>> BEGIN Dataset rows

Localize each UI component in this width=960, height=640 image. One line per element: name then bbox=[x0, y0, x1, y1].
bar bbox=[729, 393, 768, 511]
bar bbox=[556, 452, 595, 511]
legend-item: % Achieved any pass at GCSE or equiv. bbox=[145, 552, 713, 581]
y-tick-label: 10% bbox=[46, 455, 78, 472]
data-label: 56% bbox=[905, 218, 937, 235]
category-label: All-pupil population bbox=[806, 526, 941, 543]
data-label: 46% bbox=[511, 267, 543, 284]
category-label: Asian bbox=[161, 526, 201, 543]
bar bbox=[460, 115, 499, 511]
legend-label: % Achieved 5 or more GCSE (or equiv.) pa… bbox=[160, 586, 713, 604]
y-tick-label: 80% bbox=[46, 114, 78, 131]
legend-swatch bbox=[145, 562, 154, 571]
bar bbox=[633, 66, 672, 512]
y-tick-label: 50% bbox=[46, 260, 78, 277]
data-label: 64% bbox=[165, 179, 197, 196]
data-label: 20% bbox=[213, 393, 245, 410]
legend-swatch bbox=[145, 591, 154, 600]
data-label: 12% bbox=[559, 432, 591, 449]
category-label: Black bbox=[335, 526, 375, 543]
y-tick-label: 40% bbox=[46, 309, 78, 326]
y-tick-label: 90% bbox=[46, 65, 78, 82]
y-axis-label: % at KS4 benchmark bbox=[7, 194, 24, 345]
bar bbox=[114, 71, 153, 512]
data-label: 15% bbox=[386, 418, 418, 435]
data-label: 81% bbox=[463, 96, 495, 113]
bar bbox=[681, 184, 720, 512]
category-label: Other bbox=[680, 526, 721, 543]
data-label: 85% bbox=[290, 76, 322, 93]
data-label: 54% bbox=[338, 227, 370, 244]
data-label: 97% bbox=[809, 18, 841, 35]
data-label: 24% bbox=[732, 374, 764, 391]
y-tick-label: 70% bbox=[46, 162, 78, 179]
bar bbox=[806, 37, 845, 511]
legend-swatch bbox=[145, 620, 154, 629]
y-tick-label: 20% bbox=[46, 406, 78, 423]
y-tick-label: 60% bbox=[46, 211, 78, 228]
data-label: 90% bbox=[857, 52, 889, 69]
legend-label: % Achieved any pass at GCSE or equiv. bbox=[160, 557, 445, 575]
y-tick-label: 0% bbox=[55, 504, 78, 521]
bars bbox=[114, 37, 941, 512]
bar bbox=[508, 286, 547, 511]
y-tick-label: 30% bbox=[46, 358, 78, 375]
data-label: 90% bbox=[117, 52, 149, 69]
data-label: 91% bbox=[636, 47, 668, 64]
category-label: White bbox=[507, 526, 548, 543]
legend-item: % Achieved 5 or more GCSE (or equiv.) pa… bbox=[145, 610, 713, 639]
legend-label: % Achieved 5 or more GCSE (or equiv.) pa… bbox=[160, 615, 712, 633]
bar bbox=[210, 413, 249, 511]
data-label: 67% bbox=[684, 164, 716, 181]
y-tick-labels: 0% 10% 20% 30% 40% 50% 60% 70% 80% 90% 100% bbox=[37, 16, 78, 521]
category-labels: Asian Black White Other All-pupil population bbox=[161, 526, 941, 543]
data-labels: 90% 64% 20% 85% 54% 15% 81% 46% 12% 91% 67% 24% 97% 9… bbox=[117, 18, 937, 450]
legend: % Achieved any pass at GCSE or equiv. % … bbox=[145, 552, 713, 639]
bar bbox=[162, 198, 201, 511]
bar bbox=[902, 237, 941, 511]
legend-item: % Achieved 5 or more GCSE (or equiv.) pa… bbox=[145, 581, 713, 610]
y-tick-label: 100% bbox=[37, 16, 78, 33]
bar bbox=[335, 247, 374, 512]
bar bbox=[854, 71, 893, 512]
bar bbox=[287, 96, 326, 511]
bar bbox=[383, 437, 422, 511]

>> END Dataset rows

Please reproduce every line of the records above word for word, with no changes.

Localize each UI component in this width=960, height=640 image. One line per element: name then bbox=[x0, y0, x1, y1].
bar bbox=[729, 393, 768, 511]
bar bbox=[556, 452, 595, 511]
legend-item: % Achieved any pass at GCSE or equiv. bbox=[145, 552, 713, 581]
y-tick-label: 10% bbox=[46, 455, 78, 472]
data-label: 56% bbox=[905, 218, 937, 235]
category-label: All-pupil population bbox=[806, 526, 941, 543]
data-label: 46% bbox=[511, 267, 543, 284]
category-label: Asian bbox=[161, 526, 201, 543]
bar bbox=[460, 115, 499, 511]
legend-label: % Achieved 5 or more GCSE (or equiv.) pa… bbox=[160, 586, 713, 604]
y-tick-label: 80% bbox=[46, 114, 78, 131]
legend-swatch bbox=[145, 562, 154, 571]
bar bbox=[633, 66, 672, 512]
y-tick-label: 50% bbox=[46, 260, 78, 277]
data-label: 64% bbox=[165, 179, 197, 196]
data-label: 20% bbox=[213, 393, 245, 410]
legend-swatch bbox=[145, 591, 154, 600]
data-label: 12% bbox=[559, 432, 591, 449]
category-label: Black bbox=[335, 526, 375, 543]
y-tick-label: 40% bbox=[46, 309, 78, 326]
y-tick-label: 90% bbox=[46, 65, 78, 82]
y-axis-label: % at KS4 benchmark bbox=[7, 194, 24, 345]
bar bbox=[114, 71, 153, 512]
data-label: 15% bbox=[386, 418, 418, 435]
data-label: 81% bbox=[463, 96, 495, 113]
bar bbox=[681, 184, 720, 512]
category-label: Other bbox=[680, 526, 721, 543]
data-label: 85% bbox=[290, 76, 322, 93]
data-label: 54% bbox=[338, 227, 370, 244]
data-label: 97% bbox=[809, 18, 841, 35]
data-label: 24% bbox=[732, 374, 764, 391]
y-tick-label: 70% bbox=[46, 162, 78, 179]
bar bbox=[806, 37, 845, 511]
legend-swatch bbox=[145, 620, 154, 629]
y-tick-label: 20% bbox=[46, 406, 78, 423]
y-tick-label: 60% bbox=[46, 211, 78, 228]
data-label: 90% bbox=[857, 52, 889, 69]
legend-label: % Achieved any pass at GCSE or equiv. bbox=[160, 557, 445, 575]
y-tick-label: 0% bbox=[55, 504, 78, 521]
bars bbox=[114, 37, 941, 512]
bar bbox=[508, 286, 547, 511]
y-tick-label: 30% bbox=[46, 358, 78, 375]
data-label: 90% bbox=[117, 52, 149, 69]
data-label: 91% bbox=[636, 47, 668, 64]
category-label: White bbox=[507, 526, 548, 543]
legend-item: % Achieved 5 or more GCSE (or equiv.) pa… bbox=[145, 610, 713, 639]
legend-label: % Achieved 5 or more GCSE (or equiv.) pa… bbox=[160, 615, 712, 633]
bar bbox=[210, 413, 249, 511]
data-label: 67% bbox=[684, 164, 716, 181]
y-tick-labels: 0% 10% 20% 30% 40% 50% 60% 70% 80% 90% 100% bbox=[37, 16, 78, 521]
category-labels: Asian Black White Other All-pupil population bbox=[161, 526, 941, 543]
data-labels: 90% 64% 20% 85% 54% 15% 81% 46% 12% 91% 67% 24% 97% 9… bbox=[117, 18, 937, 450]
legend: % Achieved any pass at GCSE or equiv. % … bbox=[145, 552, 713, 639]
bar bbox=[162, 198, 201, 511]
bar bbox=[902, 237, 941, 511]
legend-item: % Achieved 5 or more GCSE (or equiv.) pa… bbox=[145, 581, 713, 610]
y-tick-label: 100% bbox=[37, 16, 78, 33]
bar bbox=[335, 247, 374, 512]
bar bbox=[854, 71, 893, 512]
bar bbox=[287, 96, 326, 511]
bar bbox=[383, 437, 422, 511]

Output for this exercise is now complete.